**Raw records**
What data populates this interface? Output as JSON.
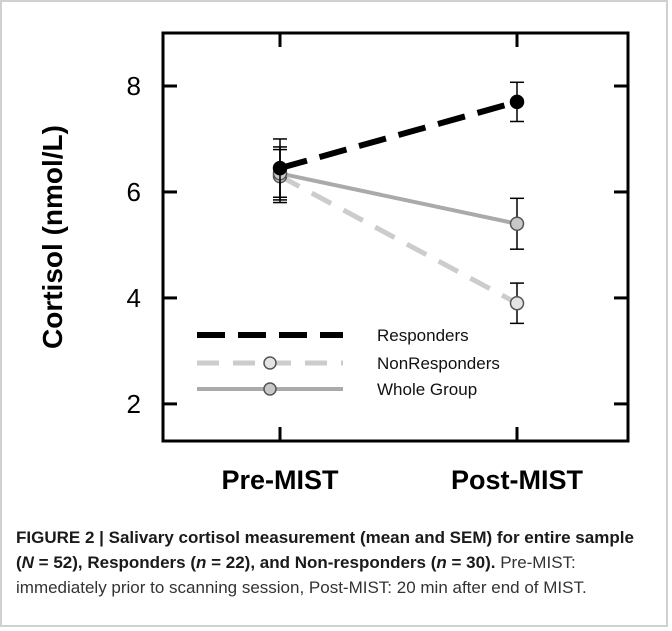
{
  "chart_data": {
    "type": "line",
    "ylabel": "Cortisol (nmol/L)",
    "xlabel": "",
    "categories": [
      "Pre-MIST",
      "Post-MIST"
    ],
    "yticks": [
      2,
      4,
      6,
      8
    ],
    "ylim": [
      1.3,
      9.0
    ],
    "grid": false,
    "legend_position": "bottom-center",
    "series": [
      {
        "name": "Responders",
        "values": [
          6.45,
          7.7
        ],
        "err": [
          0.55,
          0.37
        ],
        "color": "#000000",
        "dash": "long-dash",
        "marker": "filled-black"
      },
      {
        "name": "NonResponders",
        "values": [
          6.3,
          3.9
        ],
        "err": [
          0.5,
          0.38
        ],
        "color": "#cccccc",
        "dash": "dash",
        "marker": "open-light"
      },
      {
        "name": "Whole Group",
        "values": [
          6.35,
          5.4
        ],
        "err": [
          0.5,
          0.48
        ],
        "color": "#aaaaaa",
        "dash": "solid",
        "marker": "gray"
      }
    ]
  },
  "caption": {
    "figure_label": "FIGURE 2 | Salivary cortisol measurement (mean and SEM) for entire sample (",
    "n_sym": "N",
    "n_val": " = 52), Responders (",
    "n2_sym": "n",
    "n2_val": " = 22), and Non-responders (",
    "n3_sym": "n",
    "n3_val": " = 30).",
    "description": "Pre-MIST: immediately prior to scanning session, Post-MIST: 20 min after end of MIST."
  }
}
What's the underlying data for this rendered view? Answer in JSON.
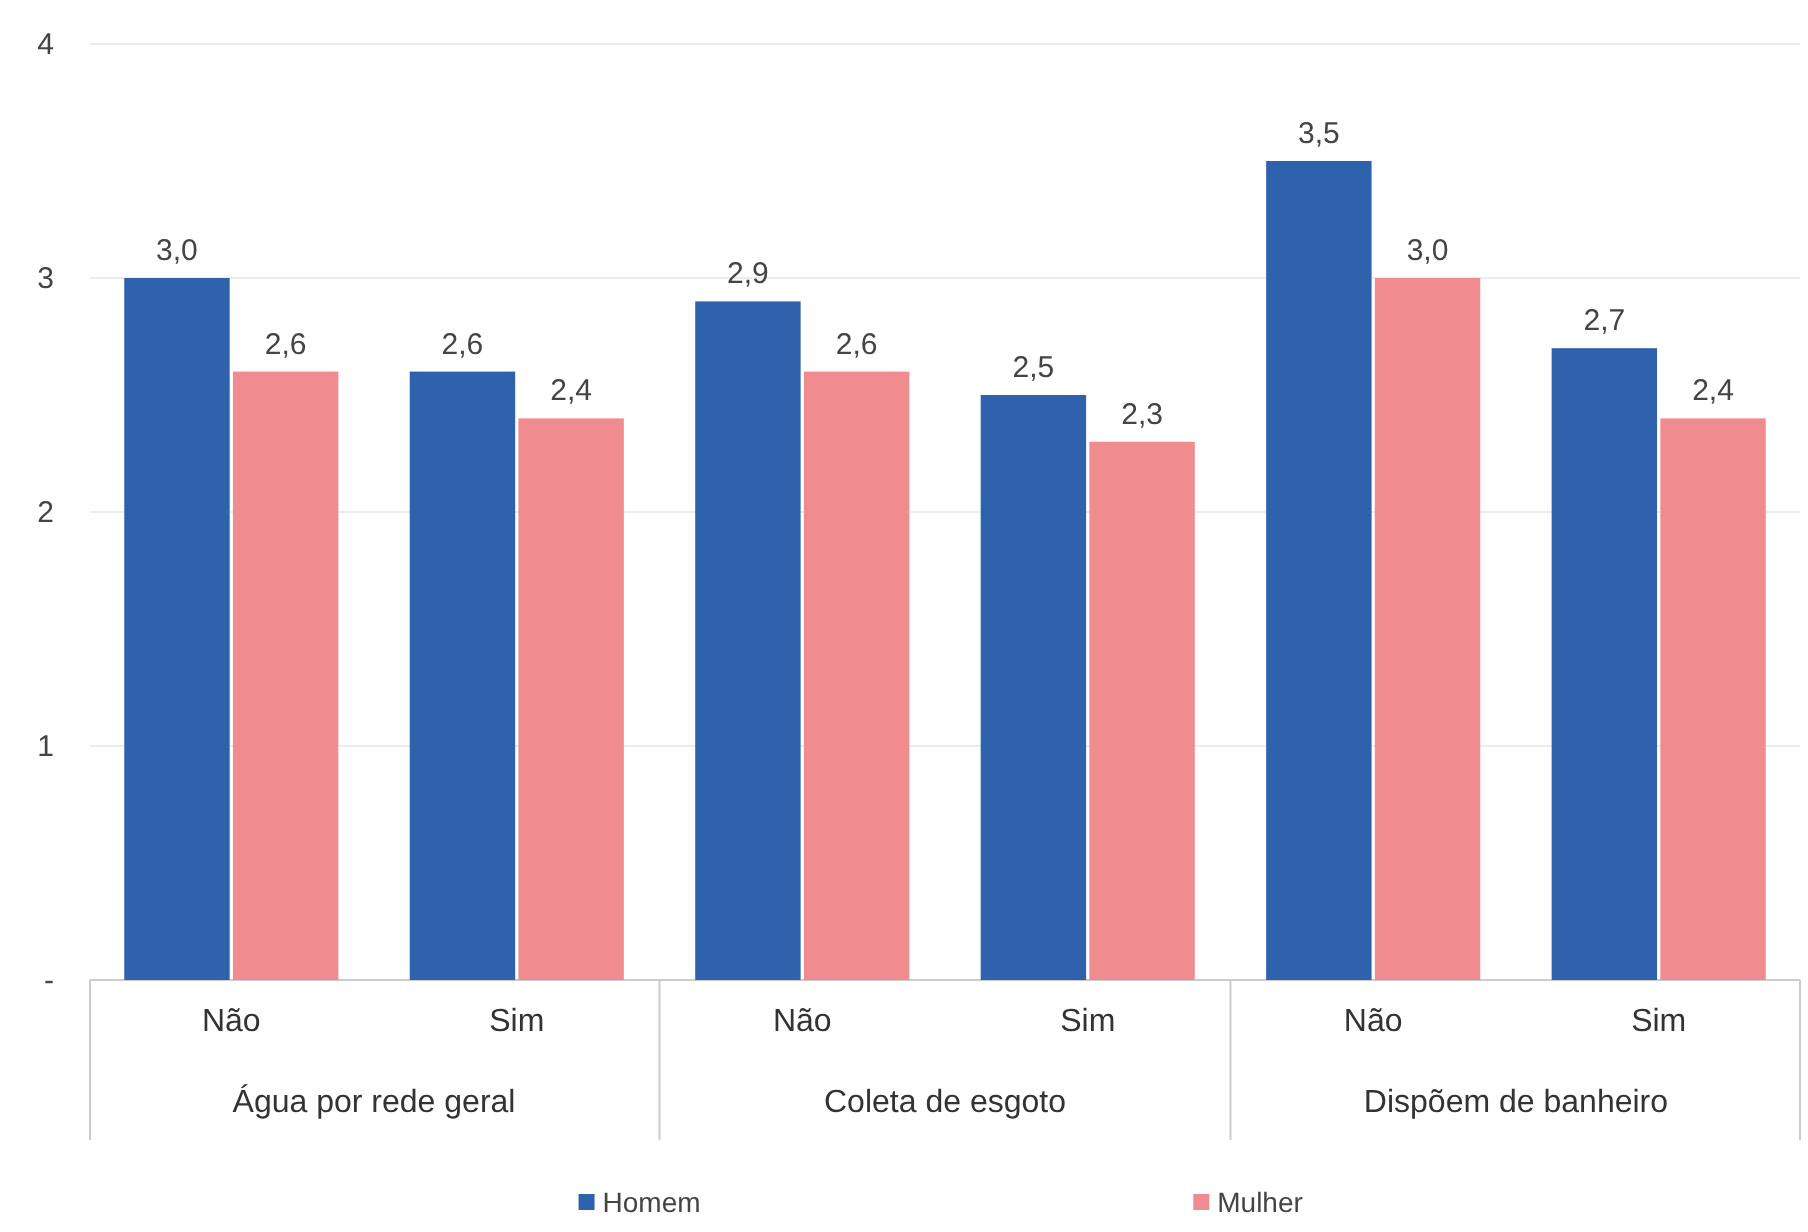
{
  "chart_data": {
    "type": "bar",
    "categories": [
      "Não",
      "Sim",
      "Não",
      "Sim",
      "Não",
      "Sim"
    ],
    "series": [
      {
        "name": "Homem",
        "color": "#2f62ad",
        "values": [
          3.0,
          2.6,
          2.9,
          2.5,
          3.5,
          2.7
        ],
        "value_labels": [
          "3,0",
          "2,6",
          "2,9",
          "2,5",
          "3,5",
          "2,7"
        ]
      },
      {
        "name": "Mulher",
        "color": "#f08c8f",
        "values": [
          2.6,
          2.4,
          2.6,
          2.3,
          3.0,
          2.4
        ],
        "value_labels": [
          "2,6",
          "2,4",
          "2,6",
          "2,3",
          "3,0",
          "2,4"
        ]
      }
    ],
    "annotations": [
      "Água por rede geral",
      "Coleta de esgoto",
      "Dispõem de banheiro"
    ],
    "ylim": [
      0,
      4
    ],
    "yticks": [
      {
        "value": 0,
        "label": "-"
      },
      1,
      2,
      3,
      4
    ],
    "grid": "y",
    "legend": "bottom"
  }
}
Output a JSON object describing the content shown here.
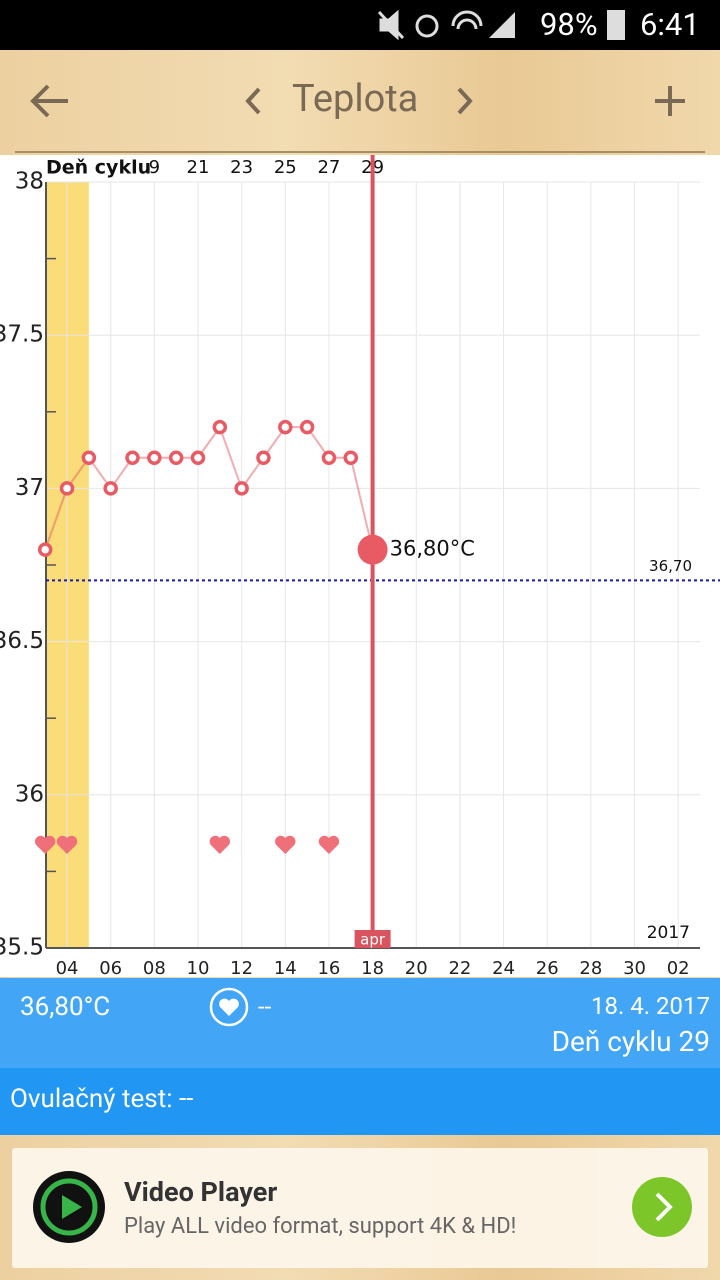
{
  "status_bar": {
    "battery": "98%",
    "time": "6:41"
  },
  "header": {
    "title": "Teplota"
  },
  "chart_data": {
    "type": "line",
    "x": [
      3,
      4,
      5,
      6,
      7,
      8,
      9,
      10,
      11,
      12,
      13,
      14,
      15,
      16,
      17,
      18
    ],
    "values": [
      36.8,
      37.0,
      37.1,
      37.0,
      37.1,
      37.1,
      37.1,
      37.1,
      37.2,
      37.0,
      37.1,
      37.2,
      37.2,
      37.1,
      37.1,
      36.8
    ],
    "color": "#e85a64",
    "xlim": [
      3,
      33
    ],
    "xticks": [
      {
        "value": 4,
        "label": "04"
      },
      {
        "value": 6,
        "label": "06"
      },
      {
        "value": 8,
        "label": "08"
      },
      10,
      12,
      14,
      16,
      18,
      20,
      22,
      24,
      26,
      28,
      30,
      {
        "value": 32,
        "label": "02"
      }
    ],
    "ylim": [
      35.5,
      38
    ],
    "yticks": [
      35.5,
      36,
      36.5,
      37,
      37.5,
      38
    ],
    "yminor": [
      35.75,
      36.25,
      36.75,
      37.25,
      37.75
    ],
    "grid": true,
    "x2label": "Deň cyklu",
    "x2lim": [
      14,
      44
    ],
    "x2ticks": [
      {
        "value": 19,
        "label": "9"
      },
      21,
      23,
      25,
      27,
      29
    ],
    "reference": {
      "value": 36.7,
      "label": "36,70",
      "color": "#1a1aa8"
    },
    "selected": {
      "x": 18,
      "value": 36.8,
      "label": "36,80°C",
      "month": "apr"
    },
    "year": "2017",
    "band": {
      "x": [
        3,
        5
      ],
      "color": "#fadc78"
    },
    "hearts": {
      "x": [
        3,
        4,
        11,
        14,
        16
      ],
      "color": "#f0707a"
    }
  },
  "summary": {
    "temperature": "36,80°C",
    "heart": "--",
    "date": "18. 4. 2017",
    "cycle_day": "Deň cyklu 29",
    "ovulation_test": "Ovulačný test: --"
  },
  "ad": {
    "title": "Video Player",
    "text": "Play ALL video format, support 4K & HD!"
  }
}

**Task details**
Each record above should come back exactly the same, only without its pictures.

**Response**
What data populates this interface? Output as JSON.
{
  "chart_data": {
    "type": "line",
    "ylabel": "Cortisol (nmol/L)",
    "xlabel": "",
    "categories": [
      "Pre-MIST",
      "Post-MIST"
    ],
    "yticks": [
      2,
      4,
      6,
      8
    ],
    "ylim": [
      1.3,
      9.0
    ],
    "grid": false,
    "legend_position": "bottom-center",
    "series": [
      {
        "name": "Responders",
        "values": [
          6.45,
          7.7
        ],
        "err": [
          0.55,
          0.37
        ],
        "color": "#000000",
        "dash": "long-dash",
        "marker": "filled-black"
      },
      {
        "name": "NonResponders",
        "values": [
          6.3,
          3.9
        ],
        "err": [
          0.5,
          0.38
        ],
        "color": "#cccccc",
        "dash": "dash",
        "marker": "open-light"
      },
      {
        "name": "Whole Group",
        "values": [
          6.35,
          5.4
        ],
        "err": [
          0.5,
          0.48
        ],
        "color": "#aaaaaa",
        "dash": "solid",
        "marker": "gray"
      }
    ]
  },
  "caption": {
    "figure_label": "FIGURE 2 | Salivary cortisol measurement (mean and SEM) for entire sample (",
    "n_sym": "N",
    "n_val": " = 52), Responders (",
    "n2_sym": "n",
    "n2_val": " = 22), and Non-responders (",
    "n3_sym": "n",
    "n3_val": " = 30).",
    "description": "Pre-MIST: immediately prior to scanning session, Post-MIST: 20 min after end of MIST."
  }
}
What's the underlying data for this rendered view? Answer in JSON.
{
  "chart_data": {
    "type": "bar",
    "categories": [
      "Não",
      "Sim",
      "Não",
      "Sim",
      "Não",
      "Sim"
    ],
    "series": [
      {
        "name": "Homem",
        "color": "#2f62ad",
        "values": [
          3.0,
          2.6,
          2.9,
          2.5,
          3.5,
          2.7
        ],
        "value_labels": [
          "3,0",
          "2,6",
          "2,9",
          "2,5",
          "3,5",
          "2,7"
        ]
      },
      {
        "name": "Mulher",
        "color": "#f08c8f",
        "values": [
          2.6,
          2.4,
          2.6,
          2.3,
          3.0,
          2.4
        ],
        "value_labels": [
          "2,6",
          "2,4",
          "2,6",
          "2,3",
          "3,0",
          "2,4"
        ]
      }
    ],
    "annotations": [
      "Água por rede geral",
      "Coleta de esgoto",
      "Dispõem de banheiro"
    ],
    "ylim": [
      0,
      4
    ],
    "yticks": [
      {
        "value": 0,
        "label": "-"
      },
      1,
      2,
      3,
      4
    ],
    "grid": "y",
    "legend": "bottom"
  }
}
Output a JSON object describing the content shown here.
{
  "status_bar": {
    "battery": "98%",
    "time": "6:41"
  },
  "header": {
    "title": "Teplota"
  },
  "chart_data": {
    "type": "line",
    "x": [
      3,
      4,
      5,
      6,
      7,
      8,
      9,
      10,
      11,
      12,
      13,
      14,
      15,
      16,
      17,
      18
    ],
    "values": [
      36.8,
      37.0,
      37.1,
      37.0,
      37.1,
      37.1,
      37.1,
      37.1,
      37.2,
      37.0,
      37.1,
      37.2,
      37.2,
      37.1,
      37.1,
      36.8
    ],
    "color": "#e85a64",
    "xlim": [
      3,
      33
    ],
    "xticks": [
      {
        "value": 4,
        "label": "04"
      },
      {
        "value": 6,
        "label": "06"
      },
      {
        "value": 8,
        "label": "08"
      },
      10,
      12,
      14,
      16,
      18,
      20,
      22,
      24,
      26,
      28,
      30,
      {
        "value": 32,
        "label": "02"
      }
    ],
    "ylim": [
      35.5,
      38
    ],
    "yticks": [
      35.5,
      36,
      36.5,
      37,
      37.5,
      38
    ],
    "yminor": [
      35.75,
      36.25,
      36.75,
      37.25,
      37.75
    ],
    "grid": true,
    "x2label": "Deň cyklu",
    "x2lim": [
      14,
      44
    ],
    "x2ticks": [
      {
        "value": 19,
        "label": "9"
      },
      21,
      23,
      25,
      27,
      29
    ],
    "reference": {
      "value": 36.7,
      "label": "36,70",
      "color": "#1a1aa8"
    },
    "selected": {
      "x": 18,
      "value": 36.8,
      "label": "36,80°C",
      "month": "apr"
    },
    "year": "2017",
    "band": {
      "x": [
        3,
        5
      ],
      "color": "#fadc78"
    },
    "hearts": {
      "x": [
        3,
        4,
        11,
        14,
        16
      ],
      "color": "#f0707a"
    }
  },
  "summary": {
    "temperature": "36,80°C",
    "heart": "--",
    "date": "18. 4. 2017",
    "cycle_day": "Deň cyklu 29",
    "ovulation_test": "Ovulačný test: --"
  },
  "ad": {
    "title": "Video Player",
    "text": "Play ALL video format, support 4K & HD!"
  }
}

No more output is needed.